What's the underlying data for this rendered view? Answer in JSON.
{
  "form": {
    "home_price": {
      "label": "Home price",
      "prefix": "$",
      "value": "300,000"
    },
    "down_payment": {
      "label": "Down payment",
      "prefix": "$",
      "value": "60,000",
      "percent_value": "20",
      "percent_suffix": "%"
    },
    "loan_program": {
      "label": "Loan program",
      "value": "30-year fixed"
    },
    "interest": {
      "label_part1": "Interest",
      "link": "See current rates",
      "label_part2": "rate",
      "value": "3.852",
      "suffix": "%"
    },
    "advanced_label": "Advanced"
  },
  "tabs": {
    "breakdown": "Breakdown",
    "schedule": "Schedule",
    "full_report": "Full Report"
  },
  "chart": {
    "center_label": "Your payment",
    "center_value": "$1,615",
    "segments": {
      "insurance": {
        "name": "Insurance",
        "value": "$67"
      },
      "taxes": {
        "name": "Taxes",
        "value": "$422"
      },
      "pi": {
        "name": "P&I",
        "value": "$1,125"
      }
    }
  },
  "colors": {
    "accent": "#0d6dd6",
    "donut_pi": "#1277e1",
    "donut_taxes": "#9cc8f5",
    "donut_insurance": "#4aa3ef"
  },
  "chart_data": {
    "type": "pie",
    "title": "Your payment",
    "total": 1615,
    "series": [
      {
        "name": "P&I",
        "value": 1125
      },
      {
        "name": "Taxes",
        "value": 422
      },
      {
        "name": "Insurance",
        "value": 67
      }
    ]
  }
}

==

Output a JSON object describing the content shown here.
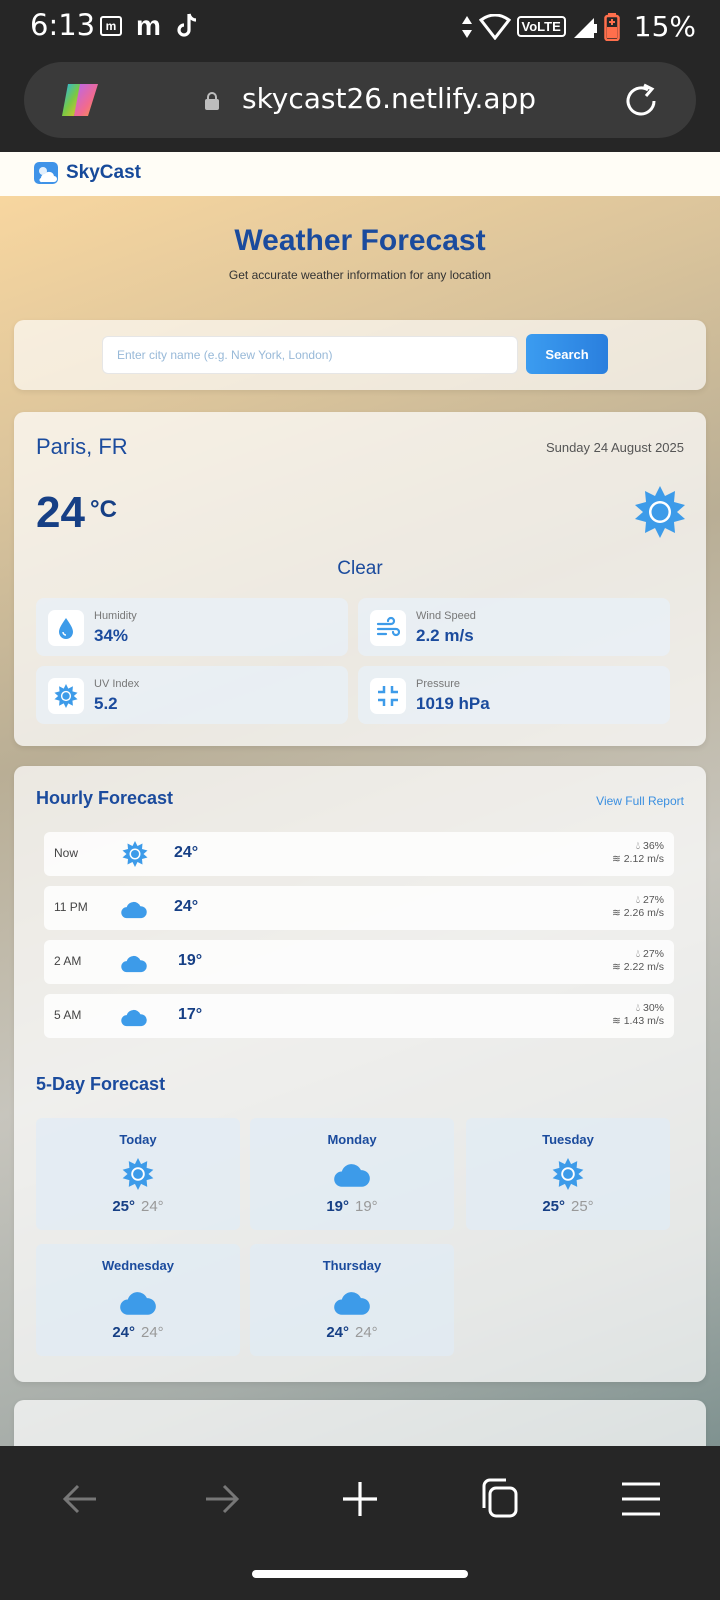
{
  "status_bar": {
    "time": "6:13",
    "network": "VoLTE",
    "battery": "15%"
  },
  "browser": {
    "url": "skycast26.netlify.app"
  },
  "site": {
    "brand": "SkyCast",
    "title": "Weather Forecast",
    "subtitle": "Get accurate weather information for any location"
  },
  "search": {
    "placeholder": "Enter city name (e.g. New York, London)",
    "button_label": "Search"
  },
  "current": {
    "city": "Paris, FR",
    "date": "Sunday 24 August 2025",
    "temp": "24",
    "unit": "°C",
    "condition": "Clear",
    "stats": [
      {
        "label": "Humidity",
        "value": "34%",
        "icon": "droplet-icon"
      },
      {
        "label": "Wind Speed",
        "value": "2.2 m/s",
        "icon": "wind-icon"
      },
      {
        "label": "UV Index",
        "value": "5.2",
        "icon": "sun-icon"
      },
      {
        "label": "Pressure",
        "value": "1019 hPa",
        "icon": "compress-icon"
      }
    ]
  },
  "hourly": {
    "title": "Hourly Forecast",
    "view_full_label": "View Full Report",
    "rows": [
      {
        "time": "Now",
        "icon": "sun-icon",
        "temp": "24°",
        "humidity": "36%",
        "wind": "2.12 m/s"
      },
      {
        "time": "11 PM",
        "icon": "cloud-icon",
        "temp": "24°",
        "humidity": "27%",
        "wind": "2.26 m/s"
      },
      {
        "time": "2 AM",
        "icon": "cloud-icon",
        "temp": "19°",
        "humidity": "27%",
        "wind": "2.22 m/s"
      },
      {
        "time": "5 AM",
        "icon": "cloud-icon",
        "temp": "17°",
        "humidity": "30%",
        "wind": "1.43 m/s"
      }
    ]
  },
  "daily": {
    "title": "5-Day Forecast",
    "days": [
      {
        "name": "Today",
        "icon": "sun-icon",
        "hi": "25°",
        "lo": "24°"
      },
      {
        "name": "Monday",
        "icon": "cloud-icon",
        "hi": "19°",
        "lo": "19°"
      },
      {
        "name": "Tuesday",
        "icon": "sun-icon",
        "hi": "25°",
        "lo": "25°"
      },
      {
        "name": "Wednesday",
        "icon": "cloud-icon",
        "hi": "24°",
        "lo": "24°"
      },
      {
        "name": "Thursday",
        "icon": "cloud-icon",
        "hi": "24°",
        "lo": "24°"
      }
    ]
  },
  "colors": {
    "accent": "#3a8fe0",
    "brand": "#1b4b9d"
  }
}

The problem:
Gather each line in these records that contains the string "name".

Exercise answer:
        "name": "Insurance",
        "name": "Taxes",
        "name": "P&I",
        "name": "P&I",
        "name": "Taxes",
        "name": "Insurance",
    "placeholder": "Enter city name (e.g. New York, London)",
        "name": "Today",
        "name": "Monday",
        "name": "Tuesday",
        "name": "Wednesday",
        "name": "Thursday",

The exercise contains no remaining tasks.